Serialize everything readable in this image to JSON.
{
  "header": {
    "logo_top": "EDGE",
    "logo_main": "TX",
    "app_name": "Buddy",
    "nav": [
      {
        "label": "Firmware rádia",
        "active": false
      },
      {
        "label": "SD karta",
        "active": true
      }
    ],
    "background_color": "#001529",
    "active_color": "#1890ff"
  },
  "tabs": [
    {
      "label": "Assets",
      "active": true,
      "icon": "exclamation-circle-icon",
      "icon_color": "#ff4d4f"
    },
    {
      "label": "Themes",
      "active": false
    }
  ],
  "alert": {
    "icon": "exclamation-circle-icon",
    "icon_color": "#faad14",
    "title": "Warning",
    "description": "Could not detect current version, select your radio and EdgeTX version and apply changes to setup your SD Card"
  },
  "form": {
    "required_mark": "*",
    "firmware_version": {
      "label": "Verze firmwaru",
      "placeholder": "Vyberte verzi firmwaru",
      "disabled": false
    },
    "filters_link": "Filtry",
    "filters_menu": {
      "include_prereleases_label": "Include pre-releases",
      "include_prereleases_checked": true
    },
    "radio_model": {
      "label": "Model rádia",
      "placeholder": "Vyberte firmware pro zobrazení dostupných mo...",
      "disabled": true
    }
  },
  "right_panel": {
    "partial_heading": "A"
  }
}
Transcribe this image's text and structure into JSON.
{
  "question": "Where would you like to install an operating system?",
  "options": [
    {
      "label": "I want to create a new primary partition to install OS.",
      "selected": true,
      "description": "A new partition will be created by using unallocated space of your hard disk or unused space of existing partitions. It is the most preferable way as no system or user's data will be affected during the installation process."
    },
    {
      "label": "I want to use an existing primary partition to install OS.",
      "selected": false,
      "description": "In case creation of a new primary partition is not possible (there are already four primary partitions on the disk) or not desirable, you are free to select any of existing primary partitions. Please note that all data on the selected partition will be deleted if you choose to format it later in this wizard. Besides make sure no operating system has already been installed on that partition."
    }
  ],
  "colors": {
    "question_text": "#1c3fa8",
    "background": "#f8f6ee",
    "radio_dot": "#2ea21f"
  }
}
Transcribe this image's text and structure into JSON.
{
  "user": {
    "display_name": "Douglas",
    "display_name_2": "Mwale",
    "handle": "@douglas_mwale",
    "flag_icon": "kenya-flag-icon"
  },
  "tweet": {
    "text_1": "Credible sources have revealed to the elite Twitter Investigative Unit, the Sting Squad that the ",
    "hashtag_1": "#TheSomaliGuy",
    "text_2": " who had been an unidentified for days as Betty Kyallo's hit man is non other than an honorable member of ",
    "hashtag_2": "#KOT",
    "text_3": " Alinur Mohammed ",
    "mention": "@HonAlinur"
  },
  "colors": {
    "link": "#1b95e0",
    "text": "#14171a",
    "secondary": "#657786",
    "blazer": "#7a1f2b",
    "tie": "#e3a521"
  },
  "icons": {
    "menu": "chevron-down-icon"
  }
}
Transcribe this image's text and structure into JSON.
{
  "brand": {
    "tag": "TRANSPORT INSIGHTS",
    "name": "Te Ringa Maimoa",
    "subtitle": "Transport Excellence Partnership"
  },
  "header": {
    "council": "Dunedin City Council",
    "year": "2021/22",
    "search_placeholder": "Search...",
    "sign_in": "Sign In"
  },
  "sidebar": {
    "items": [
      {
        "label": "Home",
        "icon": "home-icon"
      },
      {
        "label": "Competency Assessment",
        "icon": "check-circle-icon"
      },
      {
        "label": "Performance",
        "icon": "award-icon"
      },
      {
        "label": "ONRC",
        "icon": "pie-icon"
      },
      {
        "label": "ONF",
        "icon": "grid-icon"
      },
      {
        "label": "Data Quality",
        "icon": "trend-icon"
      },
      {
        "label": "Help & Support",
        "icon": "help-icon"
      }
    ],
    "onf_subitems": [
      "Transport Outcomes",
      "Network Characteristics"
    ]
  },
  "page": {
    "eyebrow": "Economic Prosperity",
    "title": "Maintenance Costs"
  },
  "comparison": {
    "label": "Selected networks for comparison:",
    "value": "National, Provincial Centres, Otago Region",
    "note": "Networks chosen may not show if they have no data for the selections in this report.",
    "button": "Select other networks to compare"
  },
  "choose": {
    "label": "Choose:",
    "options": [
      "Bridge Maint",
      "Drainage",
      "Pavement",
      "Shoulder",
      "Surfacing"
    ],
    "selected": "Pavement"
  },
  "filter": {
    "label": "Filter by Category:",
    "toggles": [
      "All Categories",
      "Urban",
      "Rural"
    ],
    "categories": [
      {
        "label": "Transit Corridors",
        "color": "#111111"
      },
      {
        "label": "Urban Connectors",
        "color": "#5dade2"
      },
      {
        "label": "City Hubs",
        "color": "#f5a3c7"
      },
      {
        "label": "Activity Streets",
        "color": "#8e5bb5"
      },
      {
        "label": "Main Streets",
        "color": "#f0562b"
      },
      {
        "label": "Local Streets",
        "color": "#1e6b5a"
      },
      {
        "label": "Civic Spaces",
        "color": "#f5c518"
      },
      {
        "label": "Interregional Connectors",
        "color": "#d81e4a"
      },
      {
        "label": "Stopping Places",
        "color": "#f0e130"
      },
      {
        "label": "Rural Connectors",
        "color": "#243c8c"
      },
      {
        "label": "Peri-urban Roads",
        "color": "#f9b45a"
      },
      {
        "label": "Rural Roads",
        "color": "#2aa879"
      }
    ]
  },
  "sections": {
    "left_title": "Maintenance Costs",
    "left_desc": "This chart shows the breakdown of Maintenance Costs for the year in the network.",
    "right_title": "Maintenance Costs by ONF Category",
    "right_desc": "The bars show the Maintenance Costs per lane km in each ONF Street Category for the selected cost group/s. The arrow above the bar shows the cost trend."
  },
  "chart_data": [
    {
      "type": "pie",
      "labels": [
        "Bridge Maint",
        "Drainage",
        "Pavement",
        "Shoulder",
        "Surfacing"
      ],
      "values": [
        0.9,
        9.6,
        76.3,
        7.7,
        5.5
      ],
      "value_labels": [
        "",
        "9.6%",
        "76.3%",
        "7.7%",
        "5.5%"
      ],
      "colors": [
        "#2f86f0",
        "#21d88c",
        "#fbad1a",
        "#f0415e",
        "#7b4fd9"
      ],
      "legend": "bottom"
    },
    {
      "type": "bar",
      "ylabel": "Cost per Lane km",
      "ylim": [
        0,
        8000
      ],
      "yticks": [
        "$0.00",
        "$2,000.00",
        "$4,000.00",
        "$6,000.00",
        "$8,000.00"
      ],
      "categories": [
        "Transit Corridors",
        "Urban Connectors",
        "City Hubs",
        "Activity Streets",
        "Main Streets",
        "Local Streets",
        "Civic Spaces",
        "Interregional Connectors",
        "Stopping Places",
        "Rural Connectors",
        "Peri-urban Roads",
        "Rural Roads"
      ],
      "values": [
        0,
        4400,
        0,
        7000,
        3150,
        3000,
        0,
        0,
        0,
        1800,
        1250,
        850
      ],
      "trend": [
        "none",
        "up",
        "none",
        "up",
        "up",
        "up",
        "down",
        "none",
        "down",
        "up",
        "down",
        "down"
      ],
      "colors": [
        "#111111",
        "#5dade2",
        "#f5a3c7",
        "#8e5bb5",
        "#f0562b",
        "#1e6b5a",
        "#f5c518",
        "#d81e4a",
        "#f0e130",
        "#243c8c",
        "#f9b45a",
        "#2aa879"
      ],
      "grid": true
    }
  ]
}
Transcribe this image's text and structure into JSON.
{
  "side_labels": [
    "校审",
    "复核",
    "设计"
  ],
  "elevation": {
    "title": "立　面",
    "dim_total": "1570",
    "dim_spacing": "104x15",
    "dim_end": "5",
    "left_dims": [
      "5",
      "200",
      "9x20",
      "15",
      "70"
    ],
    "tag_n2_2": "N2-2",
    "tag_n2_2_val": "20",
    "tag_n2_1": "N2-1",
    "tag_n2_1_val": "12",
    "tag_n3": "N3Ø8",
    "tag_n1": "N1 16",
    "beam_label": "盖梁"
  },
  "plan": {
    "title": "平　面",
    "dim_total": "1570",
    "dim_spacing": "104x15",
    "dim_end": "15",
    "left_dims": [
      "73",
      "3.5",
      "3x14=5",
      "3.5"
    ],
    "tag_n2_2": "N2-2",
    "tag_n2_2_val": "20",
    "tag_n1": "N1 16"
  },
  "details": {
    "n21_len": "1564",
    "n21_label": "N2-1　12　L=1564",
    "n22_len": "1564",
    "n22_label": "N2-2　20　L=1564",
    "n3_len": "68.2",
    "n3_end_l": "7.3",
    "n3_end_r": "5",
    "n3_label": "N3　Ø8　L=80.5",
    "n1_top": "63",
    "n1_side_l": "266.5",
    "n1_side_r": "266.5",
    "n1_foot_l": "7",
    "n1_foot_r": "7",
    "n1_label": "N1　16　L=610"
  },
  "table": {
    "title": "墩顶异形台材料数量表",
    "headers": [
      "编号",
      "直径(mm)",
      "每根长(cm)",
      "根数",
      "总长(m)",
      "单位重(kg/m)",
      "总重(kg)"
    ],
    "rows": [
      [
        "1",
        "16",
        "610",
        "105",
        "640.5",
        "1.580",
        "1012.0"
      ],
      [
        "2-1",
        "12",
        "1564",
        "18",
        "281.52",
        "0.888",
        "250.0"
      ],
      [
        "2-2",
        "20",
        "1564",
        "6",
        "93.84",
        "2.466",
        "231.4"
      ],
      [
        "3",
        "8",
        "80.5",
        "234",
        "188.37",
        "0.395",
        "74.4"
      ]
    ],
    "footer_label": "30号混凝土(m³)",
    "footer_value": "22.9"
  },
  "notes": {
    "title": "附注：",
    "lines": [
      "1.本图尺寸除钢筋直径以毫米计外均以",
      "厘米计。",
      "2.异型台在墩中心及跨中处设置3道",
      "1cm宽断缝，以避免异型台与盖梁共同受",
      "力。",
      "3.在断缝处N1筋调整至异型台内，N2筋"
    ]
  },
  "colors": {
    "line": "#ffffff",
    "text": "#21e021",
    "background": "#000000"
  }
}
+++++
§ **REQUIREMENTS**: From the listing above, collect each line in which the string "partition" appears.

§ **RESULT**:
      "label": "I want to create a new primary partition to install OS.",
      "description": "A new partition will be created by using unallocated space of your hard disk or unused space of existing partitions. It is the most preferable way as no system or user's data will be affected during the installation process."
      "label": "I want to use an existing primary partition to install OS.",
      "description": "In case creation of a new primary partition is not possible (there are already four primary partitions on the disk) or not desirable, you are free to select any of existing primary partitions. Please note that all data on the selected partition will be deleted if you choose to format it later in this wizard. Besides make sure no operating system has already been installed on that partition."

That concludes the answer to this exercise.